(GIVEN INSTRUCTION) Check every line of the material below for the string "units", and return the ones that have it.

(DATA FOR THIS EXERCISE)
# # # # #

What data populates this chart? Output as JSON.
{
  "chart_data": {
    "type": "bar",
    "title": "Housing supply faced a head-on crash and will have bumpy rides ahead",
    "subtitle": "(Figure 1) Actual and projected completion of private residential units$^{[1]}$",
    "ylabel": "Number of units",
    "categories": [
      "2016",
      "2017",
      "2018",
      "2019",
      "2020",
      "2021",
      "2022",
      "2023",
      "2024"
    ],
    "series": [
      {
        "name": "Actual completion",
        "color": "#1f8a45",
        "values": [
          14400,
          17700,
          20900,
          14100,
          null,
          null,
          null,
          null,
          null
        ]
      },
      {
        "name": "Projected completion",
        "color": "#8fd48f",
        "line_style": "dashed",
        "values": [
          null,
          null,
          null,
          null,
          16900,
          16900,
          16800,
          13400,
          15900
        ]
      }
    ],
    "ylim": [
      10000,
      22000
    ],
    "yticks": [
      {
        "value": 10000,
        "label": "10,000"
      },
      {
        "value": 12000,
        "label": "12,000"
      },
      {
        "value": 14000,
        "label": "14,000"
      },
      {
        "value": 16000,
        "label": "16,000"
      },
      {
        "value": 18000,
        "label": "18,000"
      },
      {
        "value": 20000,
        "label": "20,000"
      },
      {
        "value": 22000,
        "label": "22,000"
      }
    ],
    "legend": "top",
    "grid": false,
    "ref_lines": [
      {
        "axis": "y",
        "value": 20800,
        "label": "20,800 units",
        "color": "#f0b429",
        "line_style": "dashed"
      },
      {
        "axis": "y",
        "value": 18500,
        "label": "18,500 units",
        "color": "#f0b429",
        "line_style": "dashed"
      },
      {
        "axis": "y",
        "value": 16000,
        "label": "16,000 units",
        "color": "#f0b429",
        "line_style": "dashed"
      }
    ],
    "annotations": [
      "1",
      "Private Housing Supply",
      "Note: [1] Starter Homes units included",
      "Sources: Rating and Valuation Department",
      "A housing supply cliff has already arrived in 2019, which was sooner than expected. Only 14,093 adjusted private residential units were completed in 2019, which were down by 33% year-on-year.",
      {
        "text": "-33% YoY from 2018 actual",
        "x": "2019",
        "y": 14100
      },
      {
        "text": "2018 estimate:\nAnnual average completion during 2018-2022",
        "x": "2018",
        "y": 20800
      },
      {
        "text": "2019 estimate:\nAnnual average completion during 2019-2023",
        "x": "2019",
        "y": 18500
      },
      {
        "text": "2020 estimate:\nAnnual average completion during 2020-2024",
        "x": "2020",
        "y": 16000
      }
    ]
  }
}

# # # # #

(THE COMPLETED TASK)
    "subtitle": "(Figure 1) Actual and projected completion of private residential units$^{[1]}$",
    "ylabel": "Number of units",
        "label": "20,800 units",
        "label": "18,500 units",
        "label": "16,000 units",
      "Note: [1] Starter Homes units included",
      "A housing supply cliff has already arrived in 2019, which was sooner than expected. Only 14,093 adjusted private residential units were completed in 2019, which were down by 33% year-on-year.",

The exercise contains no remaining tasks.